Every entry must be output exactly as it is written.

Figure record listings:
----
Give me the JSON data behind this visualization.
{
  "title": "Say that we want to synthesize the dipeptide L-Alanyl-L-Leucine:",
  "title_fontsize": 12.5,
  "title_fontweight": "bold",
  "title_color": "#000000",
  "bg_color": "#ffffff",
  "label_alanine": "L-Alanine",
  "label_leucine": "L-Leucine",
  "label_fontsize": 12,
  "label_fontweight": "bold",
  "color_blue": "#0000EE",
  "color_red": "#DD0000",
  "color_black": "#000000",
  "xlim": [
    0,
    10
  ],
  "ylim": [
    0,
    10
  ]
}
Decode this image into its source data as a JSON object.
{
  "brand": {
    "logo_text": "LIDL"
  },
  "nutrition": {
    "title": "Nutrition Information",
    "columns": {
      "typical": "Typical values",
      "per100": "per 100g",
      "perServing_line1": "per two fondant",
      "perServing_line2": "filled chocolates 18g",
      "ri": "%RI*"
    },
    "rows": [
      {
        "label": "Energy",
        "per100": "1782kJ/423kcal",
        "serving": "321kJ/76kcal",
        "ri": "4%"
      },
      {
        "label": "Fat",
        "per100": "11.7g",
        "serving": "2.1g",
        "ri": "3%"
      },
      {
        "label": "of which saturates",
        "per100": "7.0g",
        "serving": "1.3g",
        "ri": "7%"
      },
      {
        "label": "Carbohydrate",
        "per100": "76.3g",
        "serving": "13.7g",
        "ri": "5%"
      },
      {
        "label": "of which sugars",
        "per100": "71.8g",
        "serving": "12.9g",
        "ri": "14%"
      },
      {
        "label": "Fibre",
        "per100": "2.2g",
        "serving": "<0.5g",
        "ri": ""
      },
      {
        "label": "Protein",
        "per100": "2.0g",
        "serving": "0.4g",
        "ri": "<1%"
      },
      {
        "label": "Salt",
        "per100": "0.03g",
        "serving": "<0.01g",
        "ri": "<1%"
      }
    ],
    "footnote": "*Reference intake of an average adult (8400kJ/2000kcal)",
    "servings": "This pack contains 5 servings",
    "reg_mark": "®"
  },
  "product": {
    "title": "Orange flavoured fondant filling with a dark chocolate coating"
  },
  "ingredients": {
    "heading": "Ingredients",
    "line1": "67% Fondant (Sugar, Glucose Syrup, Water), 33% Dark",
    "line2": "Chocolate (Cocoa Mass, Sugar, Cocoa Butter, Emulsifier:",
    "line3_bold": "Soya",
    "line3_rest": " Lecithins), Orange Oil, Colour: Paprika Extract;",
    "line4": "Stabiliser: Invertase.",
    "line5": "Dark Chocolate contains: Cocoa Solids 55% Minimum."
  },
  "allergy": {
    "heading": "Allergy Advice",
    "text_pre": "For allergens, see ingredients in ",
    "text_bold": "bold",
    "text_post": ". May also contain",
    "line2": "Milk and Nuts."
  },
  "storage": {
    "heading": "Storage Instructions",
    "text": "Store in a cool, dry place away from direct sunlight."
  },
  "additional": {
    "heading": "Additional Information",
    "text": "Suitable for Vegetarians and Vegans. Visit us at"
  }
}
----
SOLUTION TO THE PROBLEM:
Give me the JSON data behind this visualization.
{
  "title": "Say that we want to synthesize the dipeptide L-Alanyl-L-Leucine:",
  "title_fontsize": 12.5,
  "title_fontweight": "bold",
  "title_color": "#000000",
  "bg_color": "#ffffff",
  "label_alanine": "L-Alanine",
  "label_leucine": "L-Leucine",
  "label_fontsize": 12,
  "label_fontweight": "bold",
  "color_blue": "#0000EE",
  "color_red": "#DD0000",
  "color_black": "#000000",
  "xlim": [
    0,
    10
  ],
  "ylim": [
    0,
    10
  ]
}
Decode this image into its source data as a JSON object.
{
  "brand": {
    "logo_text": "LIDL"
  },
  "nutrition": {
    "title": "Nutrition Information",
    "columns": {
      "typical": "Typical values",
      "per100": "per 100g",
      "perServing_line1": "per two fondant",
      "perServing_line2": "filled chocolates 18g",
      "ri": "%RI*"
    },
    "rows": [
      {
        "label": "Energy",
        "per100": "1782kJ/423kcal",
        "serving": "321kJ/76kcal",
        "ri": "4%"
      },
      {
        "label": "Fat",
        "per100": "11.7g",
        "serving": "2.1g",
        "ri": "3%"
      },
      {
        "label": "of which saturates",
        "per100": "7.0g",
        "serving": "1.3g",
        "ri": "7%"
      },
      {
        "label": "Carbohydrate",
        "per100": "76.3g",
        "serving": "13.7g",
        "ri": "5%"
      },
      {
        "label": "of which sugars",
        "per100": "71.8g",
        "serving": "12.9g",
        "ri": "14%"
      },
      {
        "label": "Fibre",
        "per100": "2.2g",
        "serving": "<0.5g",
        "ri": ""
      },
      {
        "label": "Protein",
        "per100": "2.0g",
        "serving": "0.4g",
        "ri": "<1%"
      },
      {
        "label": "Salt",
        "per100": "0.03g",
        "serving": "<0.01g",
        "ri": "<1%"
      }
    ],
    "footnote": "*Reference intake of an average adult (8400kJ/2000kcal)",
    "servings": "This pack contains 5 servings",
    "reg_mark": "®"
  },
  "product": {
    "title": "Orange flavoured fondant filling with a dark chocolate coating"
  },
  "ingredients": {
    "heading": "Ingredients",
    "line1": "67% Fondant (Sugar, Glucose Syrup, Water), 33% Dark",
    "line2": "Chocolate (Cocoa Mass, Sugar, Cocoa Butter, Emulsifier:",
    "line3_bold": "Soya",
    "line3_rest": " Lecithins), Orange Oil, Colour: Paprika Extract;",
    "line4": "Stabiliser: Invertase.",
    "line5": "Dark Chocolate contains: Cocoa Solids 55% Minimum."
  },
  "allergy": {
    "heading": "Allergy Advice",
    "text_pre": "For allergens, see ingredients in ",
    "text_bold": "bold",
    "text_post": ". May also contain",
    "line2": "Milk and Nuts."
  },
  "storage": {
    "heading": "Storage Instructions",
    "text": "Store in a cool, dry place away from direct sunlight."
  },
  "additional": {
    "heading": "Additional Information",
    "text": "Suitable for Vegetarians and Vegans. Visit us at"
  }
}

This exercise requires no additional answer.